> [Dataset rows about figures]
# # #
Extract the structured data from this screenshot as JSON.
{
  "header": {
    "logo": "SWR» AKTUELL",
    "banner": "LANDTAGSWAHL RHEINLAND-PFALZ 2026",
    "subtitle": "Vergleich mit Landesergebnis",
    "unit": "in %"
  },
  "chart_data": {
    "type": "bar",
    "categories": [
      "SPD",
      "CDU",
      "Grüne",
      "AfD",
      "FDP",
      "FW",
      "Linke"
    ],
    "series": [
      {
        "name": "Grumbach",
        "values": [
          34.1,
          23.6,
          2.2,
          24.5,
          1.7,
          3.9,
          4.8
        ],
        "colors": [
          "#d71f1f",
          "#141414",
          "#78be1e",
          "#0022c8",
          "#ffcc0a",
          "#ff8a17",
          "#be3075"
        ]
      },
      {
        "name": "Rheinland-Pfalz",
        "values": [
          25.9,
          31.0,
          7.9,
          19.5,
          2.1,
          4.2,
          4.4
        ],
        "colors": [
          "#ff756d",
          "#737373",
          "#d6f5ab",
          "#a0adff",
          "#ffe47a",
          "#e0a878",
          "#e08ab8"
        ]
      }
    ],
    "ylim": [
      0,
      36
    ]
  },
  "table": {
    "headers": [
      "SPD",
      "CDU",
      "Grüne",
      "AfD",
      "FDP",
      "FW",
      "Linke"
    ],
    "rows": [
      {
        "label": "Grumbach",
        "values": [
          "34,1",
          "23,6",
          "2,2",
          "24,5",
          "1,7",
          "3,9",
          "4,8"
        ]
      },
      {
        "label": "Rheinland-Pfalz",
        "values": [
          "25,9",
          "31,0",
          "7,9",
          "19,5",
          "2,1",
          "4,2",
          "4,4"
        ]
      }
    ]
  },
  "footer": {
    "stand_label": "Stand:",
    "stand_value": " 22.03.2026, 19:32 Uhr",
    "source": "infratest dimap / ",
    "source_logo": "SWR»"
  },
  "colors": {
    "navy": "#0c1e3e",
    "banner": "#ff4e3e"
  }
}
# # #
> [DIRECTION] Transcribe the whole listing exactly.

> [WRITTEN REPLY]
Extract the structured data from this screenshot as JSON.
{
  "header": {
    "logo": "SWR» AKTUELL",
    "banner": "LANDTAGSWAHL RHEINLAND-PFALZ 2026",
    "subtitle": "Vergleich mit Landesergebnis",
    "unit": "in %"
  },
  "chart_data": {
    "type": "bar",
    "categories": [
      "SPD",
      "CDU",
      "Grüne",
      "AfD",
      "FDP",
      "FW",
      "Linke"
    ],
    "series": [
      {
        "name": "Grumbach",
        "values": [
          34.1,
          23.6,
          2.2,
          24.5,
          1.7,
          3.9,
          4.8
        ],
        "colors": [
          "#d71f1f",
          "#141414",
          "#78be1e",
          "#0022c8",
          "#ffcc0a",
          "#ff8a17",
          "#be3075"
        ]
      },
      {
        "name": "Rheinland-Pfalz",
        "values": [
          25.9,
          31.0,
          7.9,
          19.5,
          2.1,
          4.2,
          4.4
        ],
        "colors": [
          "#ff756d",
          "#737373",
          "#d6f5ab",
          "#a0adff",
          "#ffe47a",
          "#e0a878",
          "#e08ab8"
        ]
      }
    ],
    "ylim": [
      0,
      36
    ]
  },
  "table": {
    "headers": [
      "SPD",
      "CDU",
      "Grüne",
      "AfD",
      "FDP",
      "FW",
      "Linke"
    ],
    "rows": [
      {
        "label": "Grumbach",
        "values": [
          "34,1",
          "23,6",
          "2,2",
          "24,5",
          "1,7",
          "3,9",
          "4,8"
        ]
      },
      {
        "label": "Rheinland-Pfalz",
        "values": [
          "25,9",
          "31,0",
          "7,9",
          "19,5",
          "2,1",
          "4,2",
          "4,4"
        ]
      }
    ]
  },
  "footer": {
    "stand_label": "Stand:",
    "stand_value": " 22.03.2026, 19:32 Uhr",
    "source": "infratest dimap / ",
    "source_logo": "SWR»"
  },
  "colors": {
    "navy": "#0c1e3e",
    "banner": "#ff4e3e"
  }
}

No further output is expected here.